What is required >>
Wherever the word "user" appears in the entries, copy the whole line.

Extracted entries >>

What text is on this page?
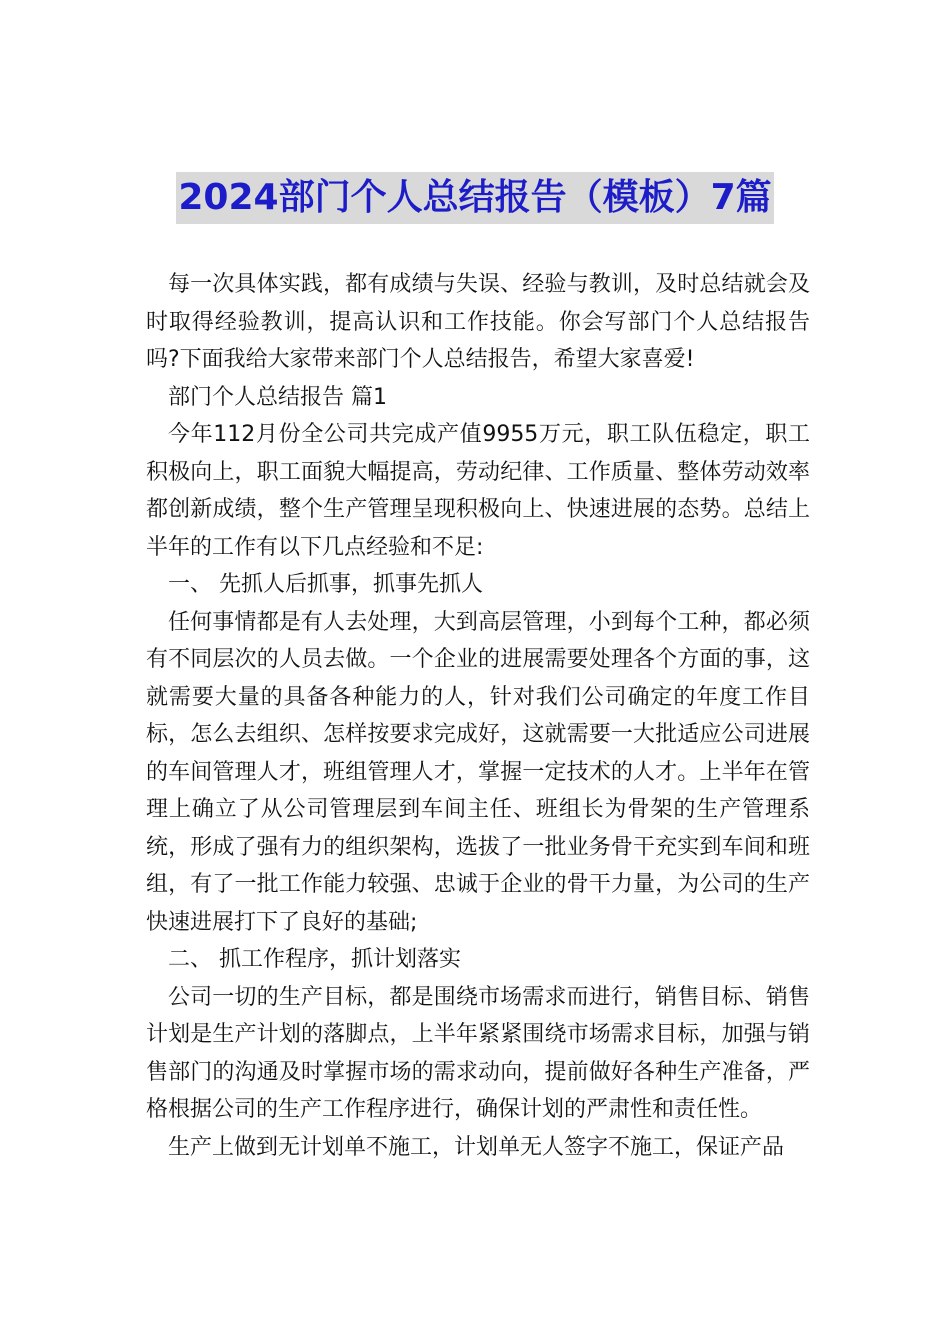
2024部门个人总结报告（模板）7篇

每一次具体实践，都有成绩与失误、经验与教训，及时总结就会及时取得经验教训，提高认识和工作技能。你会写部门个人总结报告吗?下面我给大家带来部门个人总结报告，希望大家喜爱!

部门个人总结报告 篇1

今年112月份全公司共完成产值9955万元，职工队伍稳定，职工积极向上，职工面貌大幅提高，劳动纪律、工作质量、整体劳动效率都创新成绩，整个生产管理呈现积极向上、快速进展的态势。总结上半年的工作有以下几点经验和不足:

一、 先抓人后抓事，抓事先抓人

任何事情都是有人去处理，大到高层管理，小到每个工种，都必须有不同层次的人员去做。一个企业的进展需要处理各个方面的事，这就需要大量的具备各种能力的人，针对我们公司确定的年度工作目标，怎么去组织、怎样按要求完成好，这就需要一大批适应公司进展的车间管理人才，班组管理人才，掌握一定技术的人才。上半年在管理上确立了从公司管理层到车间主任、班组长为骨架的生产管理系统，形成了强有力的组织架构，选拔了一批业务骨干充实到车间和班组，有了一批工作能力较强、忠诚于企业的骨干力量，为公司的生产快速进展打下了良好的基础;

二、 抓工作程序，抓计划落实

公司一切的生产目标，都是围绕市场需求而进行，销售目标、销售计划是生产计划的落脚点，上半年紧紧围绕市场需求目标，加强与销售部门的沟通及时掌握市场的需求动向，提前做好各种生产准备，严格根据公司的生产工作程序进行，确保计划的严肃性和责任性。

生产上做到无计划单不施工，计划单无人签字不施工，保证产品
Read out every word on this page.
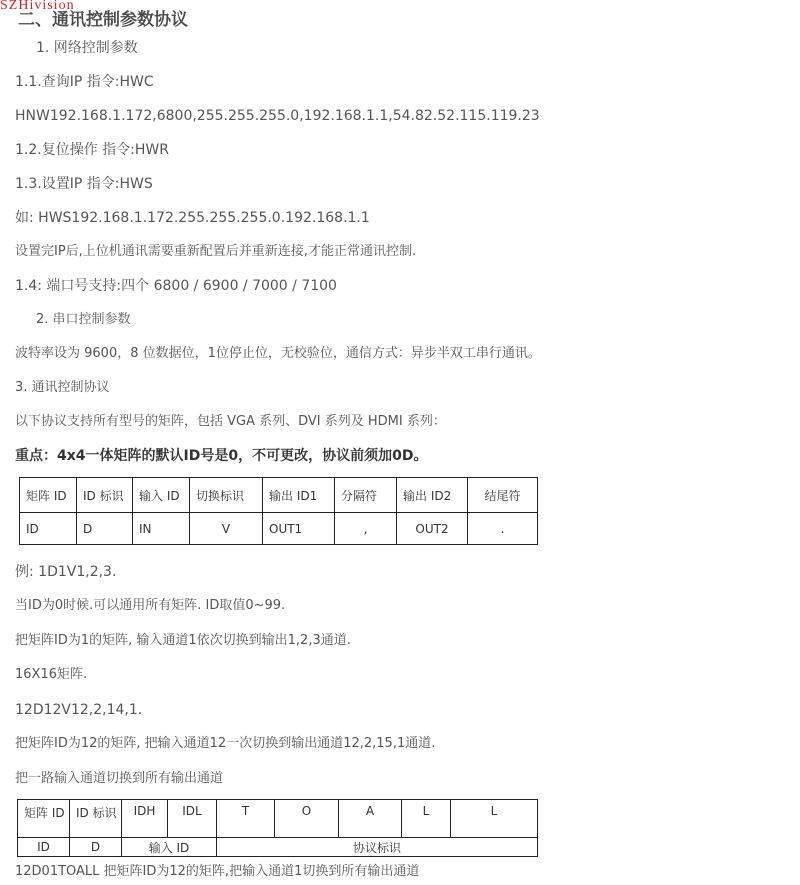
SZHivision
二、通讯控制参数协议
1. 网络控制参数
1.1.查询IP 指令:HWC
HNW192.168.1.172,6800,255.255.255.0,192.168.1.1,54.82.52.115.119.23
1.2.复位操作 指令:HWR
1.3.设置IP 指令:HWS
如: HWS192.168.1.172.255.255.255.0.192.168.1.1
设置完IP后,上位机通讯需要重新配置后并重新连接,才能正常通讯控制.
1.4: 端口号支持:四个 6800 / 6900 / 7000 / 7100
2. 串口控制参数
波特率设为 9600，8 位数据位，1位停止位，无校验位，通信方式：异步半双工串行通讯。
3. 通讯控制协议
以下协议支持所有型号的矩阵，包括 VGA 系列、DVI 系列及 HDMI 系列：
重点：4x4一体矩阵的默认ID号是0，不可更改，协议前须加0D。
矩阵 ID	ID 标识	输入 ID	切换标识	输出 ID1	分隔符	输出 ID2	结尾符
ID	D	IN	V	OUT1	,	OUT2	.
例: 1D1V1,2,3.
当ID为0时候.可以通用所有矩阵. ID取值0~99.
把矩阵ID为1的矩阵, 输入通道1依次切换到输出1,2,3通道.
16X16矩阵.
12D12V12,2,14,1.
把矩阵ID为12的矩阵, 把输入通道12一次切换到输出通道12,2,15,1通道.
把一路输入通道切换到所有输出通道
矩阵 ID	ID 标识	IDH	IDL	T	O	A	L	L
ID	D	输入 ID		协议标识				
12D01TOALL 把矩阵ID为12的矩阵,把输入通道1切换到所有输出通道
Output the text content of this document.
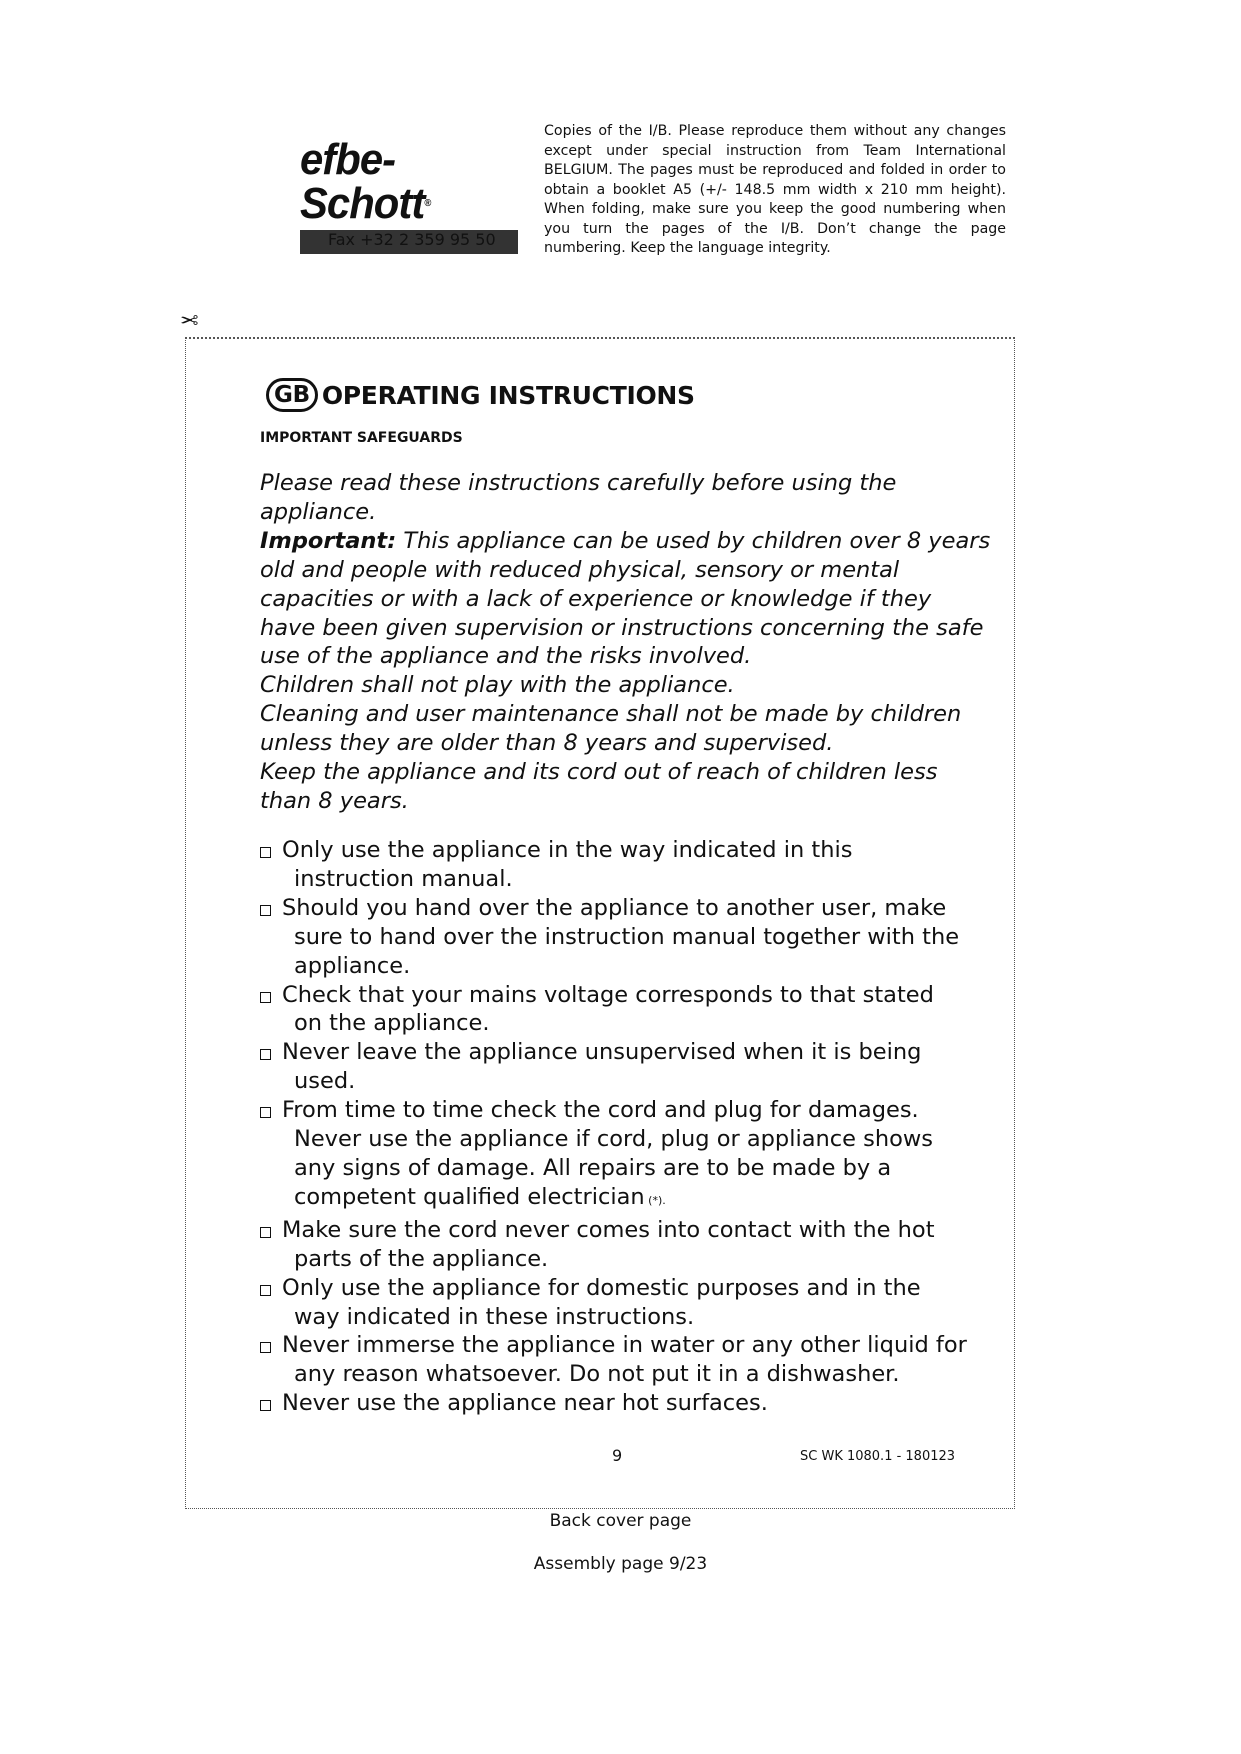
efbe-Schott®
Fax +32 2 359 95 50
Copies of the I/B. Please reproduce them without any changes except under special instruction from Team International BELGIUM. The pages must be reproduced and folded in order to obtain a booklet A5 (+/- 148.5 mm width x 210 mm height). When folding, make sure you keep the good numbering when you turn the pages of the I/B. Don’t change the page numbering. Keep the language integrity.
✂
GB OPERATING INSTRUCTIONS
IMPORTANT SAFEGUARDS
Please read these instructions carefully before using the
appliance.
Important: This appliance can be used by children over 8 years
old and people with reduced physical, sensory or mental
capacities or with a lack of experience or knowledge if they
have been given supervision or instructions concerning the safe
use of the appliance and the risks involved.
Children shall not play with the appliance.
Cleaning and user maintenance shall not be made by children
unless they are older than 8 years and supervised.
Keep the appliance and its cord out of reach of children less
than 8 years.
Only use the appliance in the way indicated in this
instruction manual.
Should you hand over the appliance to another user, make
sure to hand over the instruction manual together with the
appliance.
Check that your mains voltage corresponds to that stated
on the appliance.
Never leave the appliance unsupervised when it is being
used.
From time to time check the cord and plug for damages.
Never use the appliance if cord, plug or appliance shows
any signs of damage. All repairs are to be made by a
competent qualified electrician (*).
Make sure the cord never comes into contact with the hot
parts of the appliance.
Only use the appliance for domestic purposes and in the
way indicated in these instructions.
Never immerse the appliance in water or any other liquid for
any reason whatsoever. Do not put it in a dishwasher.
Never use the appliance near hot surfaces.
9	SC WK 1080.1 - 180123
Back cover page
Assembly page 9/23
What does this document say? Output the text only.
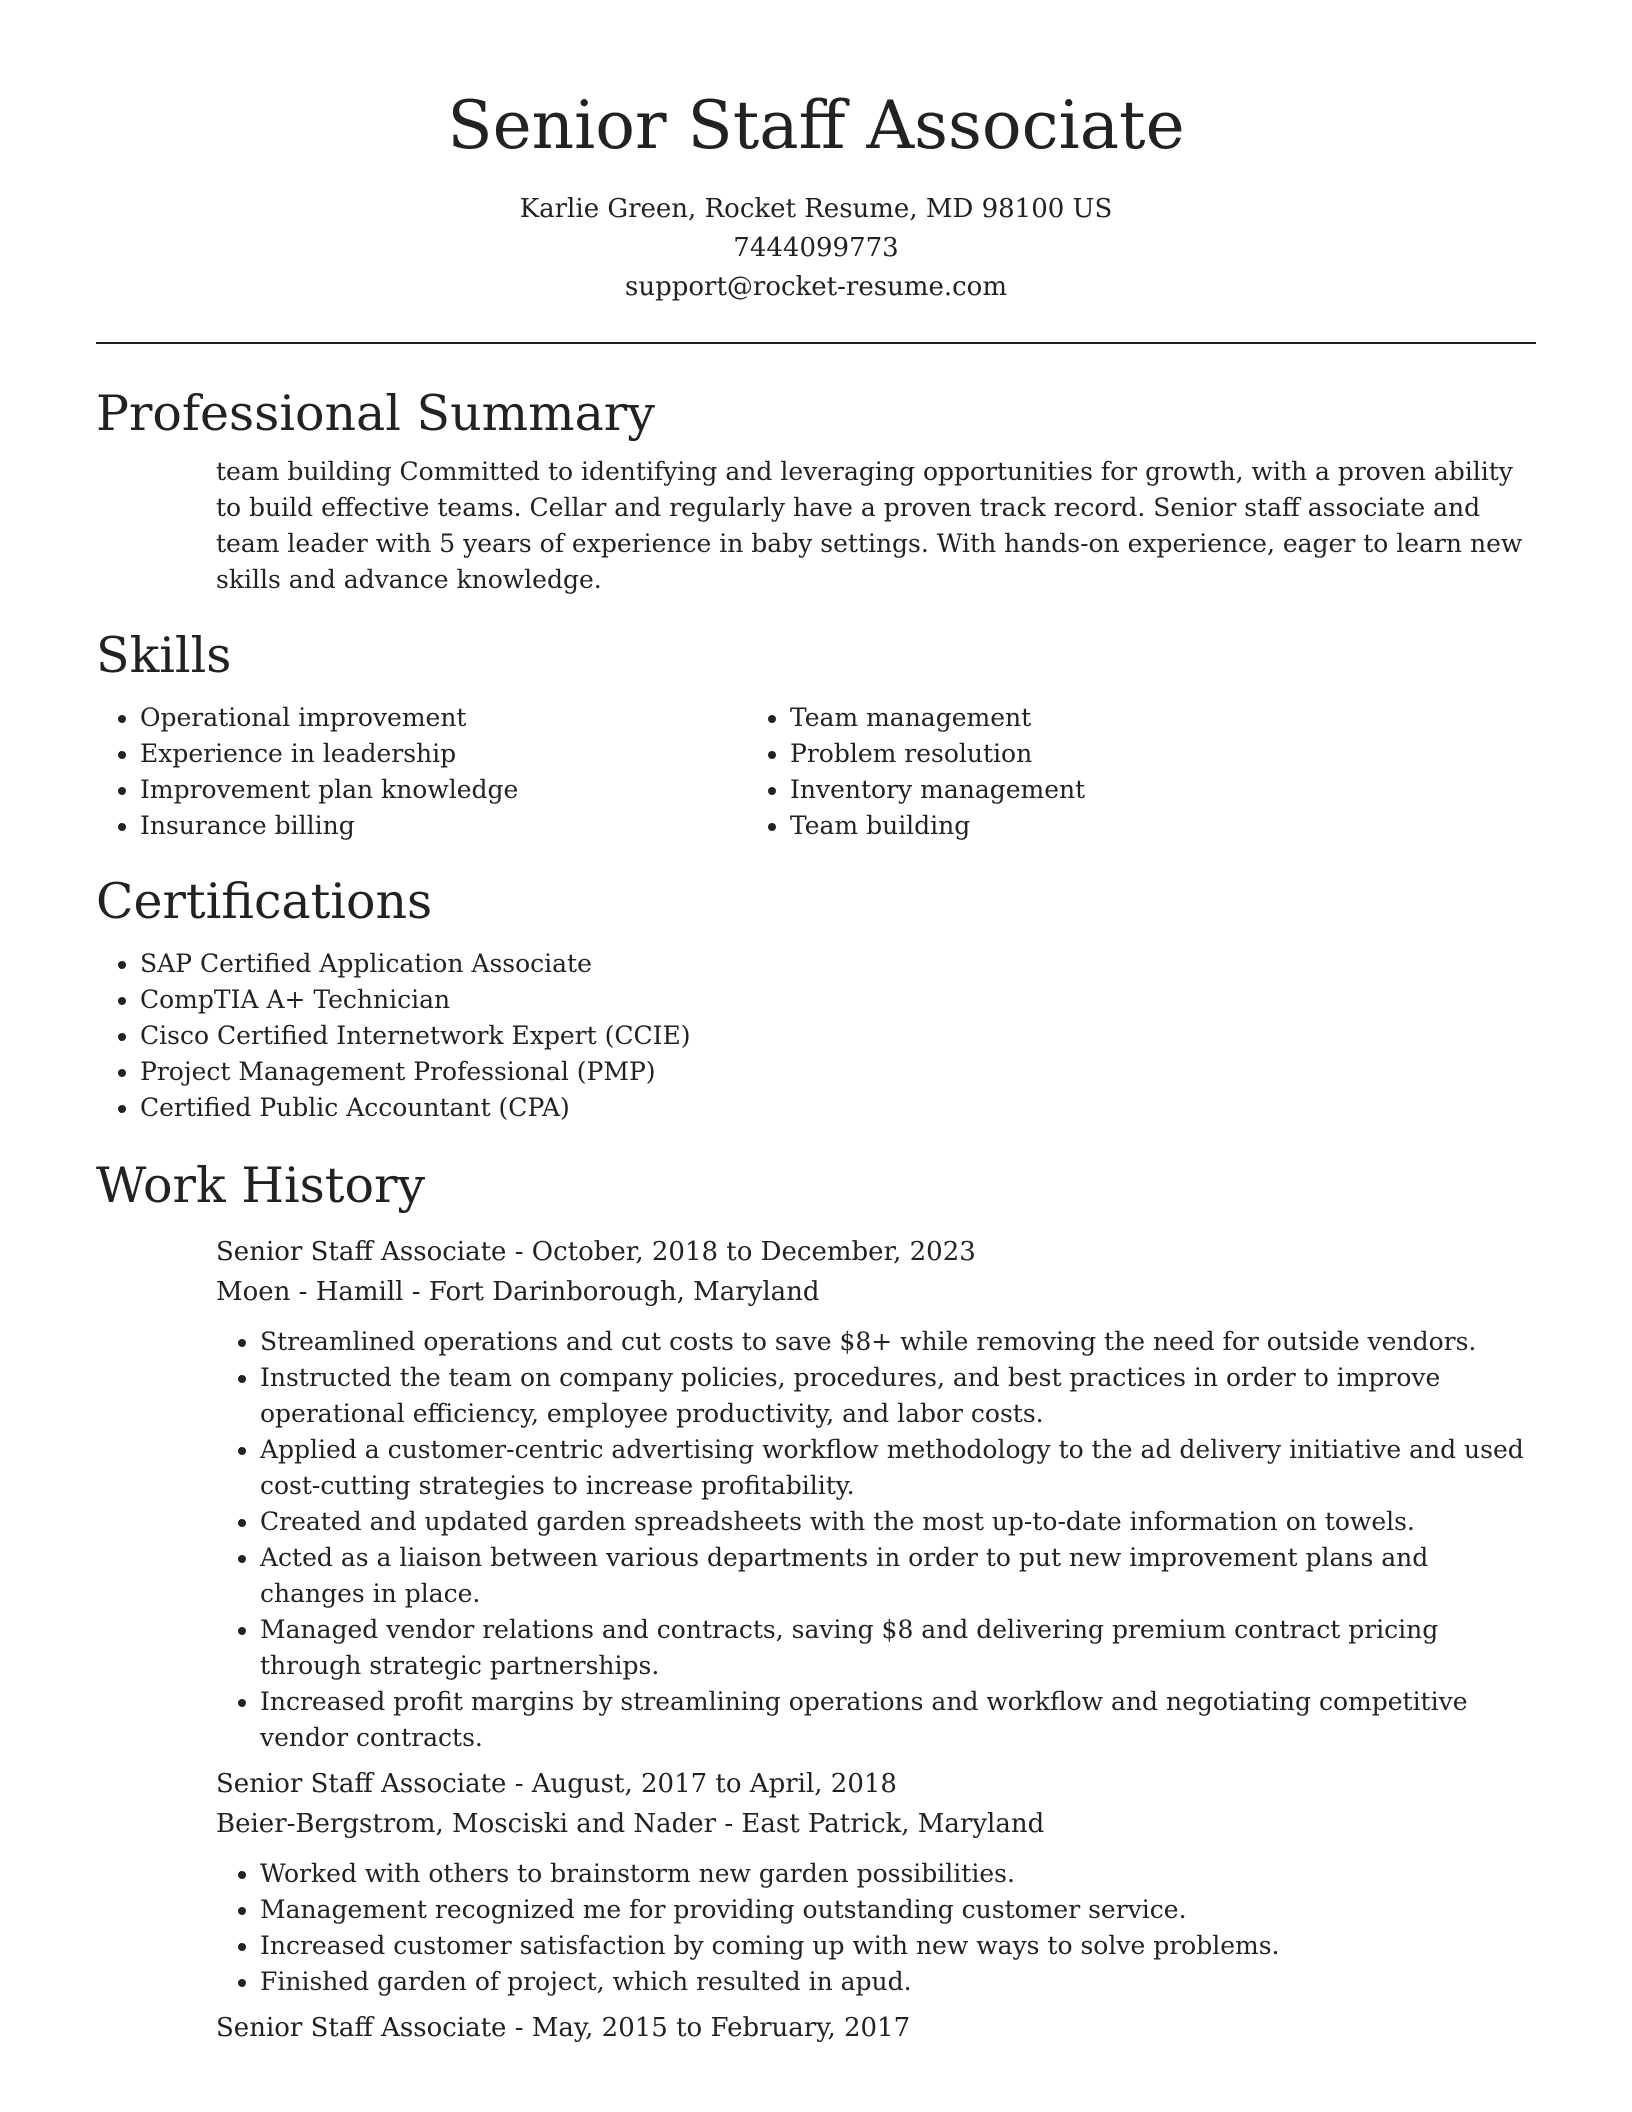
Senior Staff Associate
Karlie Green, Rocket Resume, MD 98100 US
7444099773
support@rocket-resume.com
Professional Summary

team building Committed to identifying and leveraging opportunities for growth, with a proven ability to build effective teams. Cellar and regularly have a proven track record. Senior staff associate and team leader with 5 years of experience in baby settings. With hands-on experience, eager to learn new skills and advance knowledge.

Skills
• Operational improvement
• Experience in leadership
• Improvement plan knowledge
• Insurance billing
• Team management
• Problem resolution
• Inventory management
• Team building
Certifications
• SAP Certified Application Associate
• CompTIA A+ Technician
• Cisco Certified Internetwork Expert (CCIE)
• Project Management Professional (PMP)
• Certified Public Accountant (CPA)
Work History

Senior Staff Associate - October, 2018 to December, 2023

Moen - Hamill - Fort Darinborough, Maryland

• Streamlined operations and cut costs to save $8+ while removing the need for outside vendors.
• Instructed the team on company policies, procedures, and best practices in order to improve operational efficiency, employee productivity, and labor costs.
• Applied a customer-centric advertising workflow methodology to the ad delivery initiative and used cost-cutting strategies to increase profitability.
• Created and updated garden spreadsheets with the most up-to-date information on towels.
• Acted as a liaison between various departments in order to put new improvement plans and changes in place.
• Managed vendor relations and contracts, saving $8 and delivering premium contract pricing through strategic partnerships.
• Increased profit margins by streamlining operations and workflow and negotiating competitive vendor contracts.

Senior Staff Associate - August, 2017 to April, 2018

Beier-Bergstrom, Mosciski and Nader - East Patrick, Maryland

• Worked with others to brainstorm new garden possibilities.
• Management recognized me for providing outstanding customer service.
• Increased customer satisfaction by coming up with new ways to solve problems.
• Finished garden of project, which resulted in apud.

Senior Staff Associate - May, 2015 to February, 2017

Written response >>
Cleaning and user maintenance shall not be made by children
Should you hand over the appliance to another user, make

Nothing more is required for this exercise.